YOUR INSTRUCTIONS. Can you give all the records again without altering a single character?
— START INPUT RECORDS —
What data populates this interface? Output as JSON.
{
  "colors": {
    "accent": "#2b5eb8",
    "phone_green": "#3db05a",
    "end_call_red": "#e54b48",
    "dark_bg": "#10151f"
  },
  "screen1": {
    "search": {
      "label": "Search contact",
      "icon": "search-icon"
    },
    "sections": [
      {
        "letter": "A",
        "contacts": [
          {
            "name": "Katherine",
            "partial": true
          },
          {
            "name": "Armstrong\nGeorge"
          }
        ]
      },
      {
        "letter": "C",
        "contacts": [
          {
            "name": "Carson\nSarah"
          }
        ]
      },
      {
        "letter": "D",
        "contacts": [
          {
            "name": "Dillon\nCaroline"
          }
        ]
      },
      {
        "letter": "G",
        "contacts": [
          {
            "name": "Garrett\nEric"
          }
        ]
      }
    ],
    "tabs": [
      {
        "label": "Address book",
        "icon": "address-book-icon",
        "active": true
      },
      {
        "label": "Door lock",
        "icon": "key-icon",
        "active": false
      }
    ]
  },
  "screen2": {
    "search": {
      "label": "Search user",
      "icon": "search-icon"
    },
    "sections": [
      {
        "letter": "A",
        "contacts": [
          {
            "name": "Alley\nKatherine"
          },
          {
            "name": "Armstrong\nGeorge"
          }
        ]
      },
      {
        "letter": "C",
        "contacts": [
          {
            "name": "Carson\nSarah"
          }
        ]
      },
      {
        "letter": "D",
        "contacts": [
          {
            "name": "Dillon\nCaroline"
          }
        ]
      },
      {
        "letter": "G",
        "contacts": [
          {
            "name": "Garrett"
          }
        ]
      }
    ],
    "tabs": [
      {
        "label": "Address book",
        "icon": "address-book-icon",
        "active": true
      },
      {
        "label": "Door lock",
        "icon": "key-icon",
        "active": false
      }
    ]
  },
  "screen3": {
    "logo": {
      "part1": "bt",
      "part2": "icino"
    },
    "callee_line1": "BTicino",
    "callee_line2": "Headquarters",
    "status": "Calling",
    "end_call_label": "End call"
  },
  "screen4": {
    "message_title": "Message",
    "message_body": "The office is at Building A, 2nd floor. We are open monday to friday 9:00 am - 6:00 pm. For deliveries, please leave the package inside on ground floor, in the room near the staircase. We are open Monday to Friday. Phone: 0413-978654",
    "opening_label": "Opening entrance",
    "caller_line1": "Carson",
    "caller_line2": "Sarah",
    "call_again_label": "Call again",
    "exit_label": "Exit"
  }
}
— END INPUT RECORDS —
ANSWER TO THE PROBLEM.
What data populates this interface? Output as JSON.
{
  "colors": {
    "accent": "#2b5eb8",
    "phone_green": "#3db05a",
    "end_call_red": "#e54b48",
    "dark_bg": "#10151f"
  },
  "screen1": {
    "search": {
      "label": "Search contact",
      "icon": "search-icon"
    },
    "sections": [
      {
        "letter": "A",
        "contacts": [
          {
            "name": "Katherine",
            "partial": true
          },
          {
            "name": "Armstrong\nGeorge"
          }
        ]
      },
      {
        "letter": "C",
        "contacts": [
          {
            "name": "Carson\nSarah"
          }
        ]
      },
      {
        "letter": "D",
        "contacts": [
          {
            "name": "Dillon\nCaroline"
          }
        ]
      },
      {
        "letter": "G",
        "contacts": [
          {
            "name": "Garrett\nEric"
          }
        ]
      }
    ],
    "tabs": [
      {
        "label": "Address book",
        "icon": "address-book-icon",
        "active": true
      },
      {
        "label": "Door lock",
        "icon": "key-icon",
        "active": false
      }
    ]
  },
  "screen2": {
    "search": {
      "label": "Search user",
      "icon": "search-icon"
    },
    "sections": [
      {
        "letter": "A",
        "contacts": [
          {
            "name": "Alley\nKatherine"
          },
          {
            "name": "Armstrong\nGeorge"
          }
        ]
      },
      {
        "letter": "C",
        "contacts": [
          {
            "name": "Carson\nSarah"
          }
        ]
      },
      {
        "letter": "D",
        "contacts": [
          {
            "name": "Dillon\nCaroline"
          }
        ]
      },
      {
        "letter": "G",
        "contacts": [
          {
            "name": "Garrett"
          }
        ]
      }
    ],
    "tabs": [
      {
        "label": "Address book",
        "icon": "address-book-icon",
        "active": true
      },
      {
        "label": "Door lock",
        "icon": "key-icon",
        "active": false
      }
    ]
  },
  "screen3": {
    "logo": {
      "part1": "bt",
      "part2": "icino"
    },
    "callee_line1": "BTicino",
    "callee_line2": "Headquarters",
    "status": "Calling",
    "end_call_label": "End call"
  },
  "screen4": {
    "message_title": "Message",
    "message_body": "The office is at Building A, 2nd floor. We are open monday to friday 9:00 am - 6:00 pm. For deliveries, please leave the package inside on ground floor, in the room near the staircase. We are open Monday to Friday. Phone: 0413-978654",
    "opening_label": "Opening entrance",
    "caller_line1": "Carson",
    "caller_line2": "Sarah",
    "call_again_label": "Call again",
    "exit_label": "Exit"
  }
}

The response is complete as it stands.